> Stated task
Do any lines in the data below contain "groupes"? If so, copy every one of them.

(Stored records)
++++++++++++++++++++

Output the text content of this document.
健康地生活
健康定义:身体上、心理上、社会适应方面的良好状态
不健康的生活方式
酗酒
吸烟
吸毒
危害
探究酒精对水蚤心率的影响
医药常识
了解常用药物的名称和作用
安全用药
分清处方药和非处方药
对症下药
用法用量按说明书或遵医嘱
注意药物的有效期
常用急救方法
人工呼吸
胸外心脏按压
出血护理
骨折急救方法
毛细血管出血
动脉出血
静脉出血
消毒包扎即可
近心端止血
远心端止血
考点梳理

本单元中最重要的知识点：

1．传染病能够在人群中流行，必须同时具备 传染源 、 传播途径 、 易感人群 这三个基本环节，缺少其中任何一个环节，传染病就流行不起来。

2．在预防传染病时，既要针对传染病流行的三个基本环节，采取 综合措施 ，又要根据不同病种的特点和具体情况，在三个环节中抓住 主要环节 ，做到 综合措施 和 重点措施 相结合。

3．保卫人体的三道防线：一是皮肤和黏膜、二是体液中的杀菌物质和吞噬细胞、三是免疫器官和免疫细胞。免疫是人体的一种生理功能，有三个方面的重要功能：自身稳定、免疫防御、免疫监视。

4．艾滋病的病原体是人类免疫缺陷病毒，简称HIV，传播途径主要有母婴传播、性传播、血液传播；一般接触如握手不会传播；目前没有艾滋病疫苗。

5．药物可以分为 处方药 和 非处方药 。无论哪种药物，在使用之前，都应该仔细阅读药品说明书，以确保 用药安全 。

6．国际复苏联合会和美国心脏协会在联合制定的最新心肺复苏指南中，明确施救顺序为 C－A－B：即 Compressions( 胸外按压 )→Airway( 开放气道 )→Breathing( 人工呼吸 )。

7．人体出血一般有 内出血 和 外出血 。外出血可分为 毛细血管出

++++++++++++++++++++

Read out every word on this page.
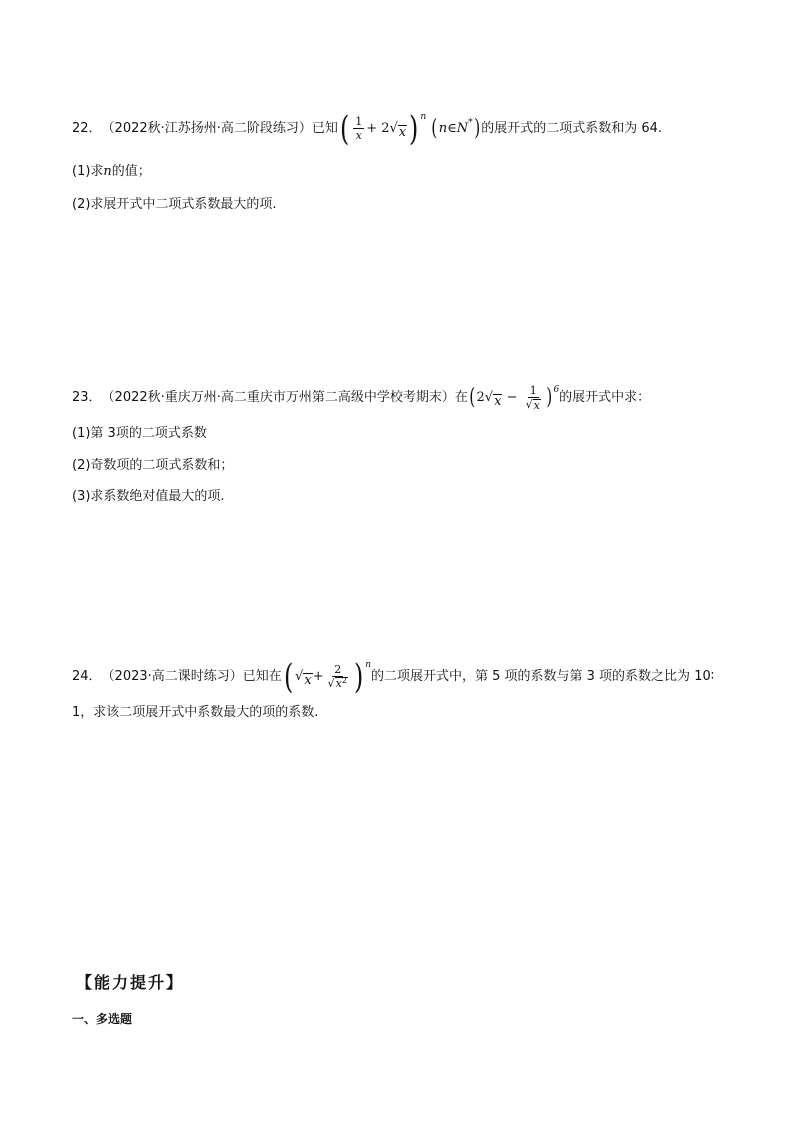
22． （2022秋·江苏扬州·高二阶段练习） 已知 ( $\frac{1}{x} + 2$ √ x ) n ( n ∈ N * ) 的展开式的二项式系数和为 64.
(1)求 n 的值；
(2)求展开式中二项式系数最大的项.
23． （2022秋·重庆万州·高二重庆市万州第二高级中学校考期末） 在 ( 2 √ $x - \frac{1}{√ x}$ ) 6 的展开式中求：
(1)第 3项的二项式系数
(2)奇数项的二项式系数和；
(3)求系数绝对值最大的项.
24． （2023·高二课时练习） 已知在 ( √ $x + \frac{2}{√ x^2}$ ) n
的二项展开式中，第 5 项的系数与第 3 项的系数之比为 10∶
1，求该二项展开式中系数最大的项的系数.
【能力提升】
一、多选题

++++++++++++++++++++

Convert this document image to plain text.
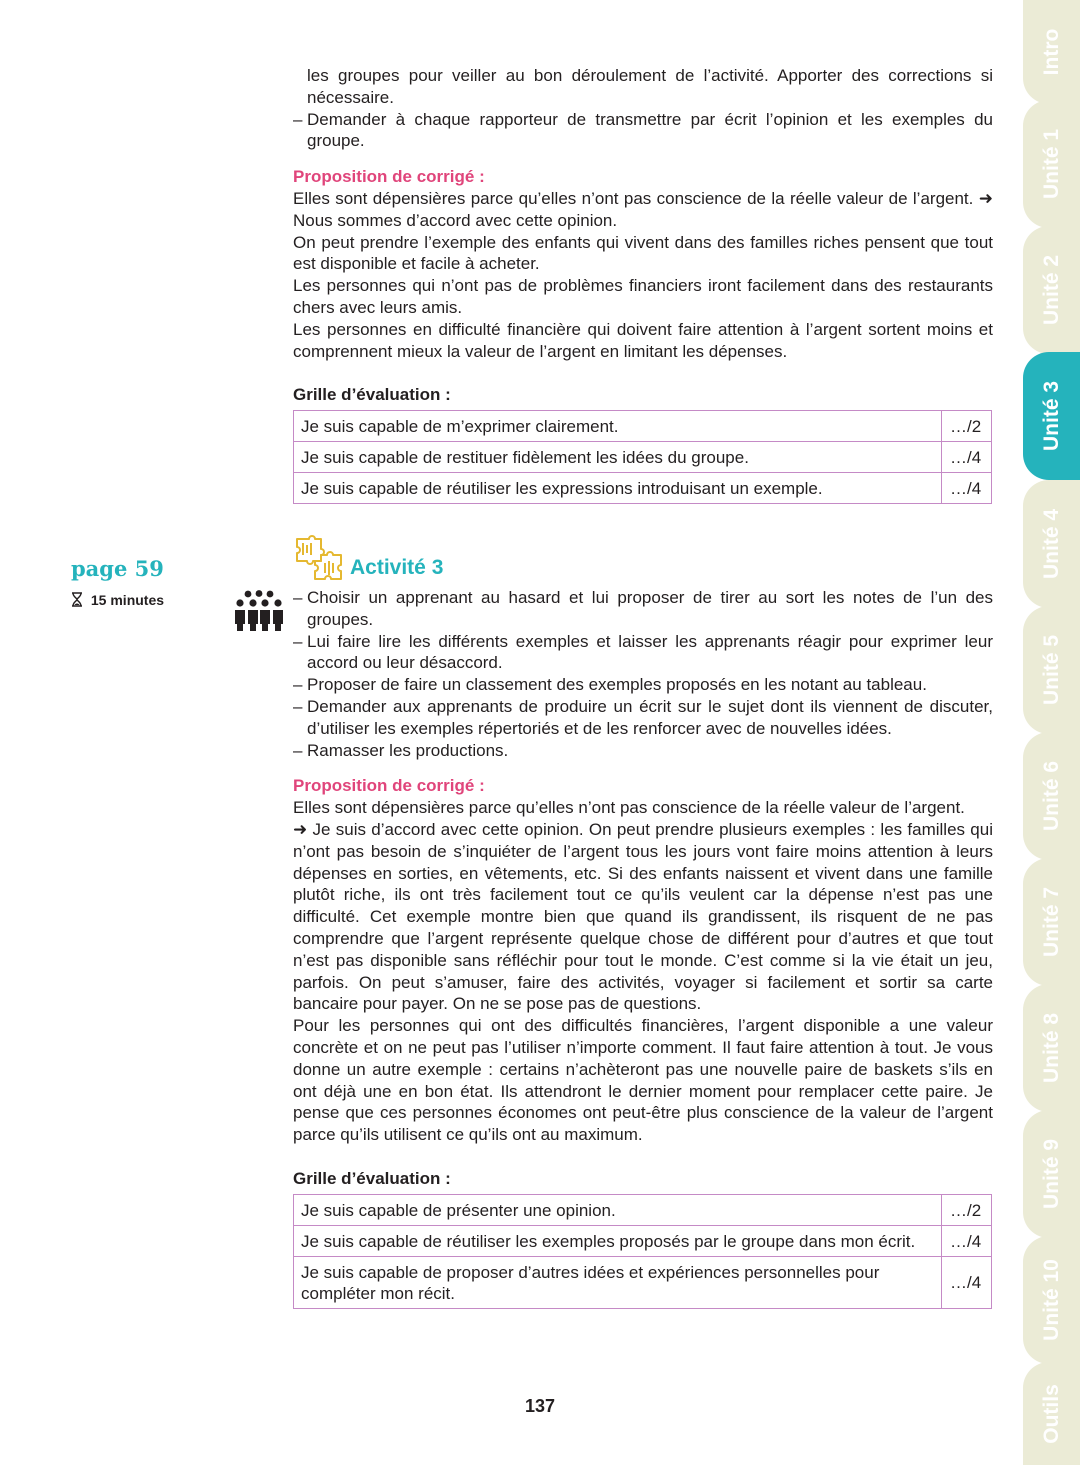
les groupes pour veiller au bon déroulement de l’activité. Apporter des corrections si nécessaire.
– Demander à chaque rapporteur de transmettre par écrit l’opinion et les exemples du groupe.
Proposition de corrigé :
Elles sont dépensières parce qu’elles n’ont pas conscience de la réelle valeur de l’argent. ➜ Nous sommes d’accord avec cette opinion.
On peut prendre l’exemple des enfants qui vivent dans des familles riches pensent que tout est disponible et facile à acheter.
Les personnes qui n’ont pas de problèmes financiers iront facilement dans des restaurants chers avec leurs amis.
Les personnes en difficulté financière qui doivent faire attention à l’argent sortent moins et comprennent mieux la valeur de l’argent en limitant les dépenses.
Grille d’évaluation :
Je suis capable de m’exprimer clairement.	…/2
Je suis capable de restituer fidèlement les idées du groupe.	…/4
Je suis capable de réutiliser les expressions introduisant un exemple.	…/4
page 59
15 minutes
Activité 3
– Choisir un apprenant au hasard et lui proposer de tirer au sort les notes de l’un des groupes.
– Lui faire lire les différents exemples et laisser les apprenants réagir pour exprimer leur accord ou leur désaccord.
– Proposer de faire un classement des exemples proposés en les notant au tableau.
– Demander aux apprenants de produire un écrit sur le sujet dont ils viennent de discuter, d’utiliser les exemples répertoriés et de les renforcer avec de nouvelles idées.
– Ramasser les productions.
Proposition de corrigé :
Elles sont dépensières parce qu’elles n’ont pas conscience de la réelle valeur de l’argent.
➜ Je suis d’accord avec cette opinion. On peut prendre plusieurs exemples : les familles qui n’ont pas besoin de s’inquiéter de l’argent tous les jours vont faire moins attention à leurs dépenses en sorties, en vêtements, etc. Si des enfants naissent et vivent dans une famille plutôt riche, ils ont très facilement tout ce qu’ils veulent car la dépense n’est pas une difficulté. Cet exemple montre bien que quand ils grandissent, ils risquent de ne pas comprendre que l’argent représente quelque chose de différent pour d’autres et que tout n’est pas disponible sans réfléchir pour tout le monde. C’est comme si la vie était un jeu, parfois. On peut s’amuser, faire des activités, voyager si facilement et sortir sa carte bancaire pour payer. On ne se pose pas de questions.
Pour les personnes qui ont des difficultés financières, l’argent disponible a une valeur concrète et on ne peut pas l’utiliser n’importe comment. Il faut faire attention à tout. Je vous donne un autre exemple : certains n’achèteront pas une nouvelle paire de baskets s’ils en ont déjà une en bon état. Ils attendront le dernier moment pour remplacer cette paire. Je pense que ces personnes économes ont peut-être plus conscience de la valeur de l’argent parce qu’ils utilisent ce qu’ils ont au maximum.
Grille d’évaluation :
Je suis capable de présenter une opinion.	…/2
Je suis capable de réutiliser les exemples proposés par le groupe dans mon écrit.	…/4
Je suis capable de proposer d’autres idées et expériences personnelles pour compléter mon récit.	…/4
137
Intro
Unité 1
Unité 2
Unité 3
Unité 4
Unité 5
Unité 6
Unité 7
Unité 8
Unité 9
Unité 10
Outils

++++++++++++++++++++

> Written solution
les groupes pour veiller au bon déroulement de l’activité. Apporter des corrections si nécessaire.
– Choisir un apprenant au hasard et lui proposer de tirer au sort les notes de l’un des groupes.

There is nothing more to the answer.